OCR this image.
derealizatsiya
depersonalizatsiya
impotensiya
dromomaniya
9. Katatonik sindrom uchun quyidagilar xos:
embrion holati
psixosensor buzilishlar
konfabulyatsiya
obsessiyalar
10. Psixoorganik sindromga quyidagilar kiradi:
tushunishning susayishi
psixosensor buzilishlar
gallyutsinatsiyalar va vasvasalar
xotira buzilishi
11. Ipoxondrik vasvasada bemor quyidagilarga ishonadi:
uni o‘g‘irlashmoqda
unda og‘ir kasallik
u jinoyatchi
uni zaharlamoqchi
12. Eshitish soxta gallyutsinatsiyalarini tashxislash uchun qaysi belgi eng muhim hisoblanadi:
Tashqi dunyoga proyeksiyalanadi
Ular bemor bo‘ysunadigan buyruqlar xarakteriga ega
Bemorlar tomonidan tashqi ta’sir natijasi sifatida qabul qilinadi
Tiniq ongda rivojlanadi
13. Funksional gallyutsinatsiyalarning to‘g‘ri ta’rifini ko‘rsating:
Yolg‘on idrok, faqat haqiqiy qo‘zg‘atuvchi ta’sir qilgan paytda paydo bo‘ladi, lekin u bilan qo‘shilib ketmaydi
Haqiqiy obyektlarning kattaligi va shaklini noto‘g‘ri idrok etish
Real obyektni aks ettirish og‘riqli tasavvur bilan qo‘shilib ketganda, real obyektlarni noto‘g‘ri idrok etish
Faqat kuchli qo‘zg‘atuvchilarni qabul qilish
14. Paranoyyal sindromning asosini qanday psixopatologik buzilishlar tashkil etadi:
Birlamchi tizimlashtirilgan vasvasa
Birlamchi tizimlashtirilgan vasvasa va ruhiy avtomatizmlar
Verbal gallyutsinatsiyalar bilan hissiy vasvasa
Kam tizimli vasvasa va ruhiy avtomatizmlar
====
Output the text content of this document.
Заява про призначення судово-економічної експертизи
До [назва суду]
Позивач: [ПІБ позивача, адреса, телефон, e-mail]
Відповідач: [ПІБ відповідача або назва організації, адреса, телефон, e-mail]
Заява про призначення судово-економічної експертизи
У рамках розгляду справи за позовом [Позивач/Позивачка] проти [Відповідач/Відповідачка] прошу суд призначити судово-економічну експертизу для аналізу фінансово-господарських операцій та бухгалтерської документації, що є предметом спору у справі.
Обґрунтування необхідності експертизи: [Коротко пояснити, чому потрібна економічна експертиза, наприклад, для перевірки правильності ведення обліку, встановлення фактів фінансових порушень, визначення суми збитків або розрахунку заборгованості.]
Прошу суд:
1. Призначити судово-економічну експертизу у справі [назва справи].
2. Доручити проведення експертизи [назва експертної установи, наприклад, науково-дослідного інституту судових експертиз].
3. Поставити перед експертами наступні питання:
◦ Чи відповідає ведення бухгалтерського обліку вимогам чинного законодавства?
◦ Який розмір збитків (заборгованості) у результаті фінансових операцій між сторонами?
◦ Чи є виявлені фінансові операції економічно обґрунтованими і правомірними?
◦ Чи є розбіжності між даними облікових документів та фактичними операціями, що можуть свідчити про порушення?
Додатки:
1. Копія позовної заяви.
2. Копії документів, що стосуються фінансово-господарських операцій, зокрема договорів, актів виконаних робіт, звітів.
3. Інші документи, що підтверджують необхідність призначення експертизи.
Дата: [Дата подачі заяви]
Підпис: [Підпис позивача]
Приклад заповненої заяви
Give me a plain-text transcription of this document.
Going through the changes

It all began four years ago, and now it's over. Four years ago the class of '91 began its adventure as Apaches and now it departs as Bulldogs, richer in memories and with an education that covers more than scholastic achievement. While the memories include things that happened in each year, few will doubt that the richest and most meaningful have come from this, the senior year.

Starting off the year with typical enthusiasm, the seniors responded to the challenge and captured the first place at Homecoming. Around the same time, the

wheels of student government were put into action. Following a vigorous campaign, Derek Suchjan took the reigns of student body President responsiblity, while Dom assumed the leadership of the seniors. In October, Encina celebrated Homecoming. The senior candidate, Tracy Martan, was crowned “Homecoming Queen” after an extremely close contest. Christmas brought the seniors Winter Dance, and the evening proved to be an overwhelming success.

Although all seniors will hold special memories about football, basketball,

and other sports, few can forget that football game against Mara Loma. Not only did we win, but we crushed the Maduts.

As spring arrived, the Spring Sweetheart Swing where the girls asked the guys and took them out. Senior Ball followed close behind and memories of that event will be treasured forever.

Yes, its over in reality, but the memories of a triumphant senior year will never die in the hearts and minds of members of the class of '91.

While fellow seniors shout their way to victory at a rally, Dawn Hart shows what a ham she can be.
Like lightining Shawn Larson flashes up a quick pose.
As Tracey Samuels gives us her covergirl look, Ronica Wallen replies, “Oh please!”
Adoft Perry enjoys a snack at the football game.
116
====
## AIM
Collect each line above holding the string "year".

## RESPONSE BELOW
It all began four years ago, and now it's over. Four years ago the class of '91 began its adventure as Apaches and now it departs as Bulldogs, richer in memories and with an education that covers more than scholastic achievement. While the memories include things that happened in each year, few will doubt that the richest and most meaningful have come from this, the senior year.
Starting off the year with typical enthusiasm, the seniors responded to the challenge and captured the first place at Homecoming. Around the same time, the
Yes, its over in reality, but the memories of a triumphant senior year will never die in the hearts and minds of members of the class of '91.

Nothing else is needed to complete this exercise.